--- DATA ---
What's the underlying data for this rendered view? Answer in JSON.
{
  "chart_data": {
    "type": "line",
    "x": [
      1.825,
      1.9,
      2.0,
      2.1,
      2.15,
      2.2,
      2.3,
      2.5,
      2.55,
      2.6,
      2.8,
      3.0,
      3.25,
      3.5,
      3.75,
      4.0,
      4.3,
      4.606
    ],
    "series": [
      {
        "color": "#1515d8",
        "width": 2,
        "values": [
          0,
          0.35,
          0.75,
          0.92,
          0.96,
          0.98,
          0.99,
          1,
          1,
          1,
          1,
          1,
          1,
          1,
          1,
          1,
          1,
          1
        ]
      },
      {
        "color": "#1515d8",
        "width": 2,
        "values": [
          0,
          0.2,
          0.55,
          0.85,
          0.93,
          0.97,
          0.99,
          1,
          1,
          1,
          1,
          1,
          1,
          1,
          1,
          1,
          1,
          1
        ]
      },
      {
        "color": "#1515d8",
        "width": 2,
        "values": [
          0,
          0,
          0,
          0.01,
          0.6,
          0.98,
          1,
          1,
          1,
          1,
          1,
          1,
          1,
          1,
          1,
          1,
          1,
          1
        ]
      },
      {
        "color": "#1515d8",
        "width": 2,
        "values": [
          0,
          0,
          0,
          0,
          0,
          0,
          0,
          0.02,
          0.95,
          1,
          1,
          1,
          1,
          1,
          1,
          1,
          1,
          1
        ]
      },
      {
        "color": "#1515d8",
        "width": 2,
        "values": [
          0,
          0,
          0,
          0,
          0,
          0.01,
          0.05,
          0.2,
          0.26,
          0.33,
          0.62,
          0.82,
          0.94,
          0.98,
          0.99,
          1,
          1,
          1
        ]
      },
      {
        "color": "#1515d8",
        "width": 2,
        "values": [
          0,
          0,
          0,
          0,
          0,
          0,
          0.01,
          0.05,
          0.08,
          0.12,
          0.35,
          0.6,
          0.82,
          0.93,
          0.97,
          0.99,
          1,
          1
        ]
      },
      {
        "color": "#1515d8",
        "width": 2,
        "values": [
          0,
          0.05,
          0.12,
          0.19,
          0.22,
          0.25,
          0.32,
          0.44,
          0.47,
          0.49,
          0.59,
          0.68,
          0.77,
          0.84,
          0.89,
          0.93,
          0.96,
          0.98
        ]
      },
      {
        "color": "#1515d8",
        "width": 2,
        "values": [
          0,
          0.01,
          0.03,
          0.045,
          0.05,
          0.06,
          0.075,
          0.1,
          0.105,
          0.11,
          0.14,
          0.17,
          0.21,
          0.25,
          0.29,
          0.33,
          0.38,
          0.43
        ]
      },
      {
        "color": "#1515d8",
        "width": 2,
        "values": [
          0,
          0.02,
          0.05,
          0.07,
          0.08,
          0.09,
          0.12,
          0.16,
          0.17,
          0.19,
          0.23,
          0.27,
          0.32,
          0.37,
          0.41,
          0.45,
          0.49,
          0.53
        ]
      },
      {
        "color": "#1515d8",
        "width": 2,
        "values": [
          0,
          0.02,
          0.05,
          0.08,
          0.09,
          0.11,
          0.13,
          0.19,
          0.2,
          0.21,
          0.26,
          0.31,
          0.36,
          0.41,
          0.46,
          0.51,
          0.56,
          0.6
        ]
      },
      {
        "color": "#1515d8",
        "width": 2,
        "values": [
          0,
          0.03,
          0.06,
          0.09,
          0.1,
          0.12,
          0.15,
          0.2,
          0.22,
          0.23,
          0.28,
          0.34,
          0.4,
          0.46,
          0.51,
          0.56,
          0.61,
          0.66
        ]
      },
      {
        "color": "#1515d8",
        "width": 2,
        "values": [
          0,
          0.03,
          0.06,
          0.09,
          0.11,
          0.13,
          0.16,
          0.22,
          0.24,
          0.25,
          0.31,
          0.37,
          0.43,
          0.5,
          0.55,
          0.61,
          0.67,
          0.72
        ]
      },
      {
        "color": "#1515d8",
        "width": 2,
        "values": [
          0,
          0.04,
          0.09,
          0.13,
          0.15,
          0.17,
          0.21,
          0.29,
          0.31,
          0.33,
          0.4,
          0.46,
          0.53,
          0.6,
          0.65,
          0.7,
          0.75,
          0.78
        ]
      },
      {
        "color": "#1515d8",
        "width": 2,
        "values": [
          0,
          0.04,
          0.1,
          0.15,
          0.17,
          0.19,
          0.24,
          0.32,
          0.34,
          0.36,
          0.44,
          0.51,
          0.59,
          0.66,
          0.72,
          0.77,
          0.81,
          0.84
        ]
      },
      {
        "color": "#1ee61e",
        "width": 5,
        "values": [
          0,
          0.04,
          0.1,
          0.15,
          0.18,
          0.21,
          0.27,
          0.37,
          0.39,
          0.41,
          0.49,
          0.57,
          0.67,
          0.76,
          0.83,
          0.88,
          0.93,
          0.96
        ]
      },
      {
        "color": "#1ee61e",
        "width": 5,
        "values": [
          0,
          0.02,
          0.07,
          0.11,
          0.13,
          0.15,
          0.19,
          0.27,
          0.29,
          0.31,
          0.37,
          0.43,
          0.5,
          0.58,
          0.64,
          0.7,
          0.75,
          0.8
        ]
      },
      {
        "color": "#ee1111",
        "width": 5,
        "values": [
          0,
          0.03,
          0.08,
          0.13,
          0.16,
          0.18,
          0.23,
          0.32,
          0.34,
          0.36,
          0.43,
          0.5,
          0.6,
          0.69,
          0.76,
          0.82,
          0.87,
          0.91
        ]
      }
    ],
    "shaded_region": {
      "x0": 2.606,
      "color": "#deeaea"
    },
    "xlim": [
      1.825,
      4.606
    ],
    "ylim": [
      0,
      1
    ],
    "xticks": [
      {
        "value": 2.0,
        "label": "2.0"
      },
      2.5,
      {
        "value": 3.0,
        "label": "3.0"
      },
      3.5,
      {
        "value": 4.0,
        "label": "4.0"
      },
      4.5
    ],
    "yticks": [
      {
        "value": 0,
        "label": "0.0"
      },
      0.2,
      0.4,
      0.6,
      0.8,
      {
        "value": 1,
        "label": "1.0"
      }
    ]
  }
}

--- EXERCISE DESCRIPTION ---
Write the material out again in its entirety, exactly as shown.

--- ANSWER TO THIS TASK ---
What's the underlying data for this rendered view? Answer in JSON.
{
  "chart_data": {
    "type": "line",
    "x": [
      1.825,
      1.9,
      2.0,
      2.1,
      2.15,
      2.2,
      2.3,
      2.5,
      2.55,
      2.6,
      2.8,
      3.0,
      3.25,
      3.5,
      3.75,
      4.0,
      4.3,
      4.606
    ],
    "series": [
      {
        "color": "#1515d8",
        "width": 2,
        "values": [
          0,
          0.35,
          0.75,
          0.92,
          0.96,
          0.98,
          0.99,
          1,
          1,
          1,
          1,
          1,
          1,
          1,
          1,
          1,
          1,
          1
        ]
      },
      {
        "color": "#1515d8",
        "width": 2,
        "values": [
          0,
          0.2,
          0.55,
          0.85,
          0.93,
          0.97,
          0.99,
          1,
          1,
          1,
          1,
          1,
          1,
          1,
          1,
          1,
          1,
          1
        ]
      },
      {
        "color": "#1515d8",
        "width": 2,
        "values": [
          0,
          0,
          0,
          0.01,
          0.6,
          0.98,
          1,
          1,
          1,
          1,
          1,
          1,
          1,
          1,
          1,
          1,
          1,
          1
        ]
      },
      {
        "color": "#1515d8",
        "width": 2,
        "values": [
          0,
          0,
          0,
          0,
          0,
          0,
          0,
          0.02,
          0.95,
          1,
          1,
          1,
          1,
          1,
          1,
          1,
          1,
          1
        ]
      },
      {
        "color": "#1515d8",
        "width": 2,
        "values": [
          0,
          0,
          0,
          0,
          0,
          0.01,
          0.05,
          0.2,
          0.26,
          0.33,
          0.62,
          0.82,
          0.94,
          0.98,
          0.99,
          1,
          1,
          1
        ]
      },
      {
        "color": "#1515d8",
        "width": 2,
        "values": [
          0,
          0,
          0,
          0,
          0,
          0,
          0.01,
          0.05,
          0.08,
          0.12,
          0.35,
          0.6,
          0.82,
          0.93,
          0.97,
          0.99,
          1,
          1
        ]
      },
      {
        "color": "#1515d8",
        "width": 2,
        "values": [
          0,
          0.05,
          0.12,
          0.19,
          0.22,
          0.25,
          0.32,
          0.44,
          0.47,
          0.49,
          0.59,
          0.68,
          0.77,
          0.84,
          0.89,
          0.93,
          0.96,
          0.98
        ]
      },
      {
        "color": "#1515d8",
        "width": 2,
        "values": [
          0,
          0.01,
          0.03,
          0.045,
          0.05,
          0.06,
          0.075,
          0.1,
          0.105,
          0.11,
          0.14,
          0.17,
          0.21,
          0.25,
          0.29,
          0.33,
          0.38,
          0.43
        ]
      },
      {
        "color": "#1515d8",
        "width": 2,
        "values": [
          0,
          0.02,
          0.05,
          0.07,
          0.08,
          0.09,
          0.12,
          0.16,
          0.17,
          0.19,
          0.23,
          0.27,
          0.32,
          0.37,
          0.41,
          0.45,
          0.49,
          0.53
        ]
      },
      {
        "color": "#1515d8",
        "width": 2,
        "values": [
          0,
          0.02,
          0.05,
          0.08,
          0.09,
          0.11,
          0.13,
          0.19,
          0.2,
          0.21,
          0.26,
          0.31,
          0.36,
          0.41,
          0.46,
          0.51,
          0.56,
          0.6
        ]
      },
      {
        "color": "#1515d8",
        "width": 2,
        "values": [
          0,
          0.03,
          0.06,
          0.09,
          0.1,
          0.12,
          0.15,
          0.2,
          0.22,
          0.23,
          0.28,
          0.34,
          0.4,
          0.46,
          0.51,
          0.56,
          0.61,
          0.66
        ]
      },
      {
        "color": "#1515d8",
        "width": 2,
        "values": [
          0,
          0.03,
          0.06,
          0.09,
          0.11,
          0.13,
          0.16,
          0.22,
          0.24,
          0.25,
          0.31,
          0.37,
          0.43,
          0.5,
          0.55,
          0.61,
          0.67,
          0.72
        ]
      },
      {
        "color": "#1515d8",
        "width": 2,
        "values": [
          0,
          0.04,
          0.09,
          0.13,
          0.15,
          0.17,
          0.21,
          0.29,
          0.31,
          0.33,
          0.4,
          0.46,
          0.53,
          0.6,
          0.65,
          0.7,
          0.75,
          0.78
        ]
      },
      {
        "color": "#1515d8",
        "width": 2,
        "values": [
          0,
          0.04,
          0.1,
          0.15,
          0.17,
          0.19,
          0.24,
          0.32,
          0.34,
          0.36,
          0.44,
          0.51,
          0.59,
          0.66,
          0.72,
          0.77,
          0.81,
          0.84
        ]
      },
      {
        "color": "#1ee61e",
        "width": 5,
        "values": [
          0,
          0.04,
          0.1,
          0.15,
          0.18,
          0.21,
          0.27,
          0.37,
          0.39,
          0.41,
          0.49,
          0.57,
          0.67,
          0.76,
          0.83,
          0.88,
          0.93,
          0.96
        ]
      },
      {
        "color": "#1ee61e",
        "width": 5,
        "values": [
          0,
          0.02,
          0.07,
          0.11,
          0.13,
          0.15,
          0.19,
          0.27,
          0.29,
          0.31,
          0.37,
          0.43,
          0.5,
          0.58,
          0.64,
          0.7,
          0.75,
          0.8
        ]
      },
      {
        "color": "#ee1111",
        "width": 5,
        "values": [
          0,
          0.03,
          0.08,
          0.13,
          0.16,
          0.18,
          0.23,
          0.32,
          0.34,
          0.36,
          0.43,
          0.5,
          0.6,
          0.69,
          0.76,
          0.82,
          0.87,
          0.91
        ]
      }
    ],
    "shaded_region": {
      "x0": 2.606,
      "color": "#deeaea"
    },
    "xlim": [
      1.825,
      4.606
    ],
    "ylim": [
      0,
      1
    ],
    "xticks": [
      {
        "value": 2.0,
        "label": "2.0"
      },
      2.5,
      {
        "value": 3.0,
        "label": "3.0"
      },
      3.5,
      {
        "value": 4.0,
        "label": "4.0"
      },
      4.5
    ],
    "yticks": [
      {
        "value": 0,
        "label": "0.0"
      },
      0.2,
      0.4,
      0.6,
      0.8,
      {
        "value": 1,
        "label": "1.0"
      }
    ]
  }
}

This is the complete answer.